Report back each line of the records that contains the string "насекомое".

** START OF INPUT ROWS **

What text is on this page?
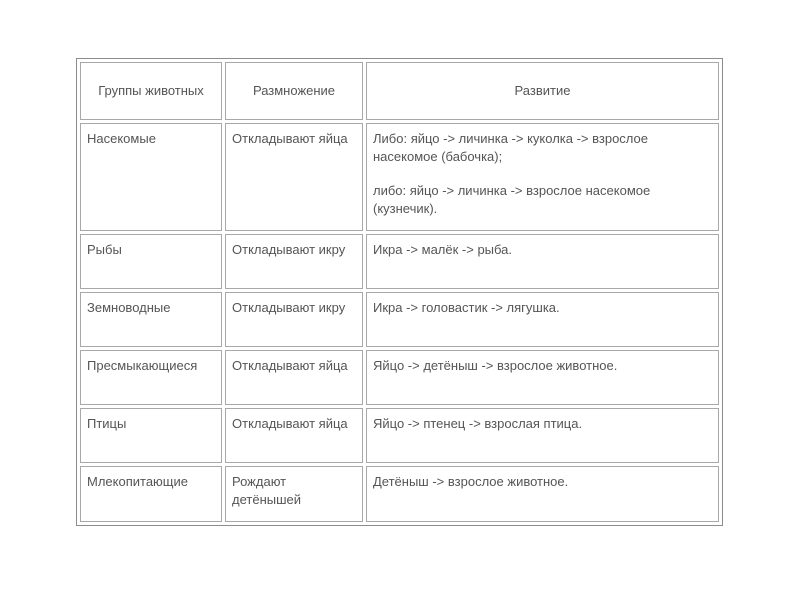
Группы животных	Размножение	Развитие
Насекомые	Откладывают яйца	Либо: яйцо -> личинка -> куколка -> взрослое насекомое (бабочка);
либо: яйцо -> личинка -> взрослое насекомое (кузнечик).

Рыбы	Откладывают икру	Икра -> малёк -> рыба.
Земноводные	Откладывают икру	Икра -> головастик -> лягушка.
Пресмыкающиеся	Откладывают яйца	Яйцо -> детёныш -> взрослое животное.
Птицы	Откладывают яйца	Яйцо -> птенец -> взрослая птица.
Млекопитающие	Рождают детёнышей	Детёныш -> взрослое животное.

** END OF INPUT ROWS **

RESPONSE
Насекомые	Откладывают яйца	Либо: яйцо -> личинка -> куколка -> взрослое насекомое (бабочка);
либо: яйцо -> личинка -> взрослое насекомое (кузнечик).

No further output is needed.